--- Start of Data entries ---
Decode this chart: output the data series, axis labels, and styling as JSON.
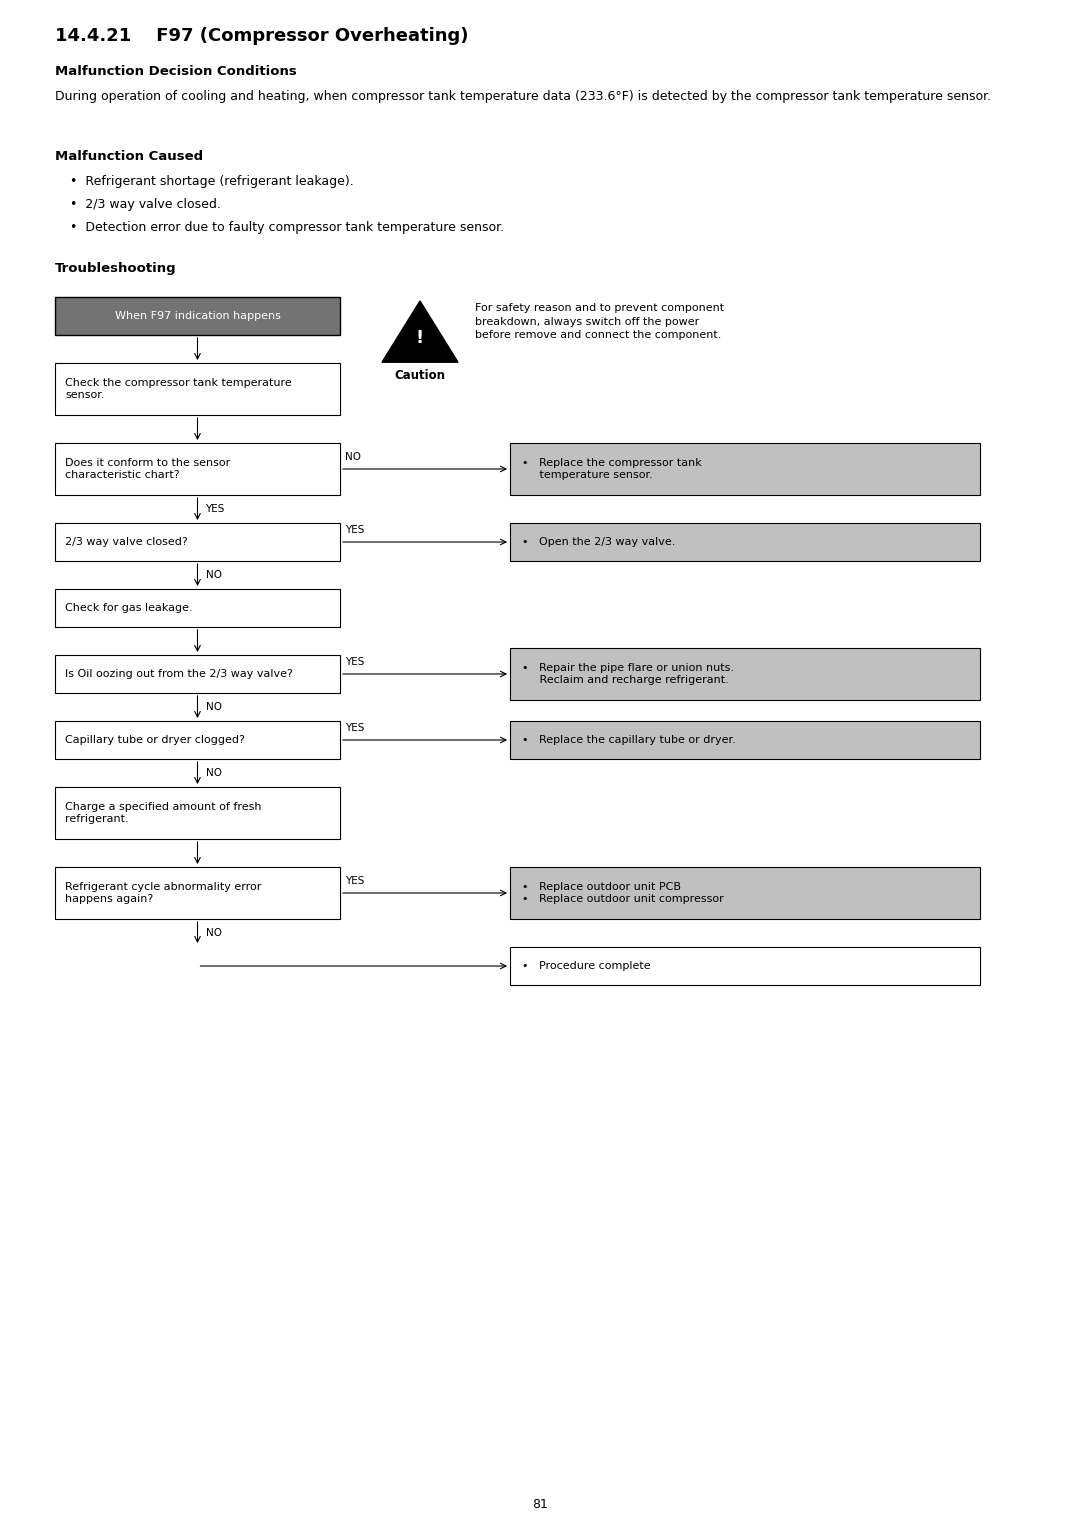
{
  "title": "14.4.21    F97 (Compressor Overheating)",
  "section1_header": "Malfunction Decision Conditions",
  "section1_body": "During operation of cooling and heating, when compressor tank temperature data (233.6°F) is detected by the compressor tank temperature sensor.",
  "section2_header": "Malfunction Caused",
  "section2_bullets": [
    "Refrigerant shortage (refrigerant leakage).",
    "2/3 way valve closed.",
    "Detection error due to faulty compressor tank temperature sensor."
  ],
  "section3_header": "Troubleshooting",
  "caution_text": "For safety reason and to prevent component\nbreakdown, always switch off the power\nbefore remove and connect the component.",
  "page_number": "81",
  "bg_color": "#ffffff",
  "start_box_color": "#737373",
  "start_text_color": "#ffffff",
  "gray_result_color": "#c0c0c0",
  "white_result_color": "#ffffff",
  "box_border": "#000000",
  "text_color": "#000000"
}
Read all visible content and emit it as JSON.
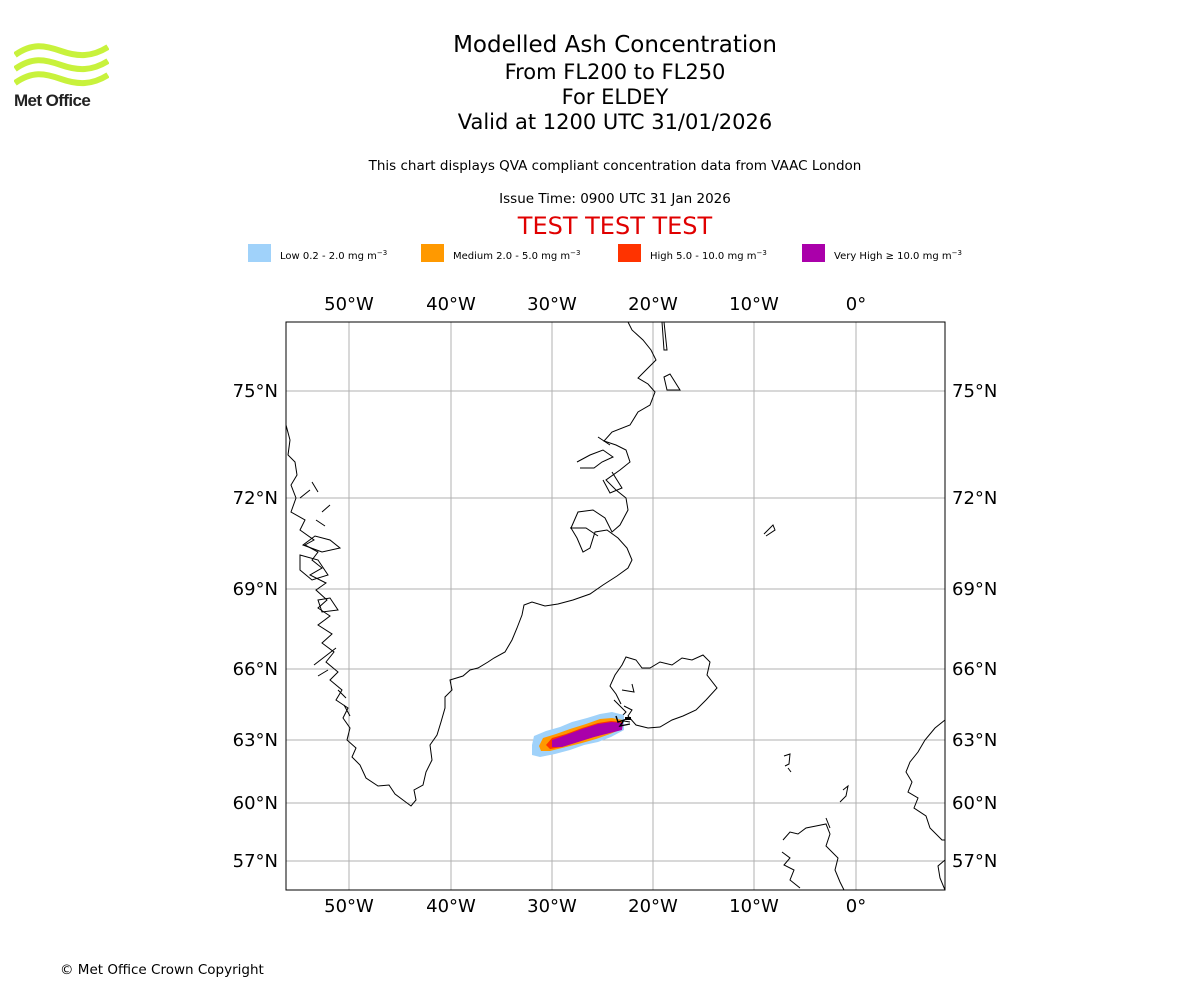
{
  "branding": {
    "logo_text": "Met Office",
    "logo_color": "#c8f23c",
    "logo_icon": "wave-stripes-icon"
  },
  "header": {
    "title": "Modelled Ash Concentration",
    "level_range": "From FL200 to FL250",
    "region": "For ELDEY",
    "valid_time": "Valid at 1200 UTC 31/01/2026",
    "disclaimer": "This chart displays QVA compliant concentration data from VAAC London",
    "issue_time": "Issue Time: 0900 UTC 31 Jan 2026",
    "test_banner": "TEST TEST TEST",
    "test_color": "#e00000"
  },
  "legend": [
    {
      "label": "Low 0.2 - 2.0 mg m",
      "unit_exp": "−3",
      "color": "#a0d2fa"
    },
    {
      "label": "Medium 2.0 - 5.0 mg m",
      "unit_exp": "−3",
      "color": "#ff9900"
    },
    {
      "label": "High 5.0 - 10.0 mg m",
      "unit_exp": "−3",
      "color": "#ff3300"
    },
    {
      "label": "Very High  ≥  10.0 mg m",
      "unit_exp": "−3",
      "color": "#aa00aa"
    }
  ],
  "map": {
    "lon_ticks": [
      "50°W",
      "40°W",
      "30°W",
      "20°W",
      "10°W",
      "0°"
    ],
    "lat_ticks": [
      "75°N",
      "72°N",
      "69°N",
      "66°N",
      "63°N",
      "60°N",
      "57°N"
    ],
    "extent": {
      "lon": [
        -56.3,
        8.7
      ],
      "lat": [
        56,
        77.3
      ]
    },
    "grid": true
  },
  "footer": {
    "copyright": "© Met Office Crown Copyright"
  }
}
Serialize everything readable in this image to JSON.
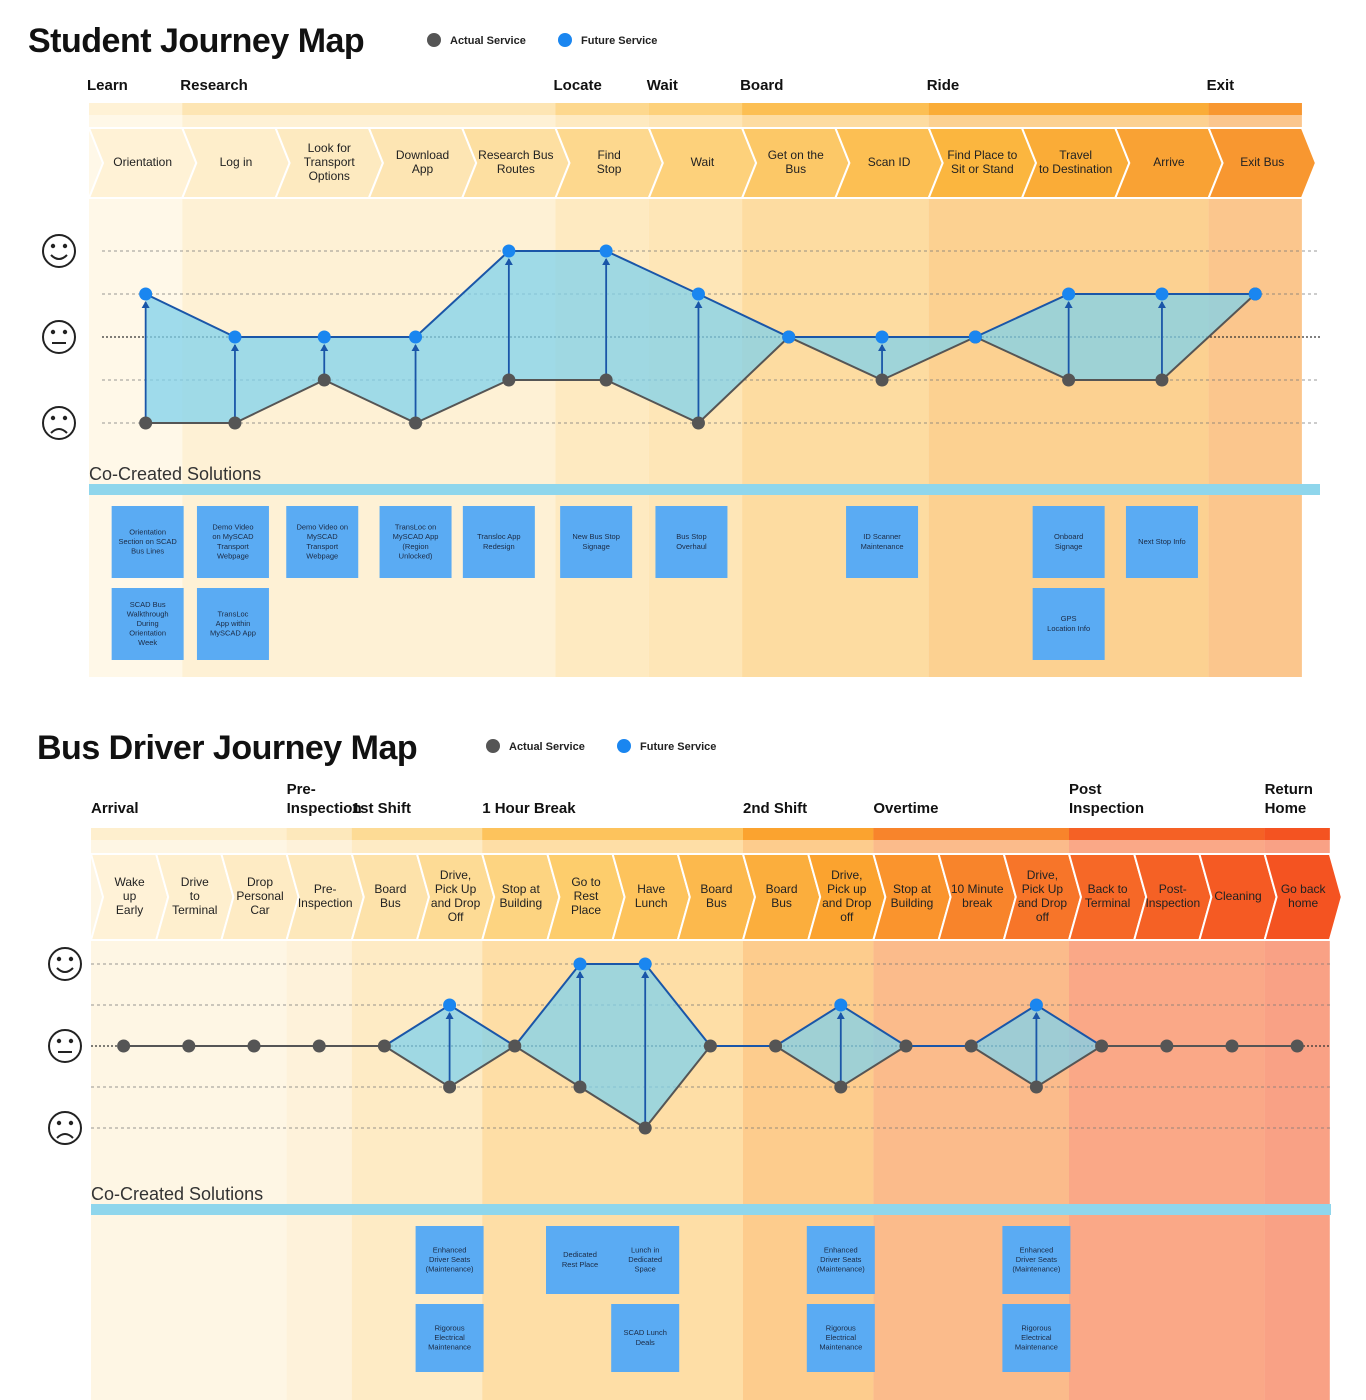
--- End of Data entries ---
§ **Requirements**
Repeat exactly the lines in the entries from the one containing "Read all visible content and emit it as JSON." to the final line, inclusive, and nothing beyond them; skip pictures.

§ **Answer for the task**
Read all visible content and emit it as JSON.
{
  "branding": {
    "logo_text": "Met Office",
    "logo_color": "#c8f23c",
    "logo_icon": "wave-stripes-icon"
  },
  "header": {
    "title": "Modelled Ash Concentration",
    "level_range": "From FL200 to FL250",
    "region": "For ELDEY",
    "valid_time": "Valid at 1200 UTC 31/01/2026",
    "disclaimer": "This chart displays QVA compliant concentration data from VAAC London",
    "issue_time": "Issue Time: 0900 UTC 31 Jan 2026",
    "test_banner": "TEST TEST TEST",
    "test_color": "#e00000"
  },
  "legend": [
    {
      "label": "Low 0.2 - 2.0 mg m",
      "unit_exp": "−3",
      "color": "#a0d2fa"
    },
    {
      "label": "Medium 2.0 - 5.0 mg m",
      "unit_exp": "−3",
      "color": "#ff9900"
    },
    {
      "label": "High 5.0 - 10.0 mg m",
      "unit_exp": "−3",
      "color": "#ff3300"
    },
    {
      "label": "Very High  ≥  10.0 mg m",
      "unit_exp": "−3",
      "color": "#aa00aa"
    }
  ],
  "map": {
    "lon_ticks": [
      "50°W",
      "40°W",
      "30°W",
      "20°W",
      "10°W",
      "0°"
    ],
    "lat_ticks": [
      "75°N",
      "72°N",
      "69°N",
      "66°N",
      "63°N",
      "60°N",
      "57°N"
    ],
    "extent": {
      "lon": [
        -56.3,
        8.7
      ],
      "lat": [
        56,
        77.3
      ]
    },
    "grid": true
  },
  "footer": {
    "copyright": "© Met Office Crown Copyright"
  }
}
Serialize everything readable in this image to JSON.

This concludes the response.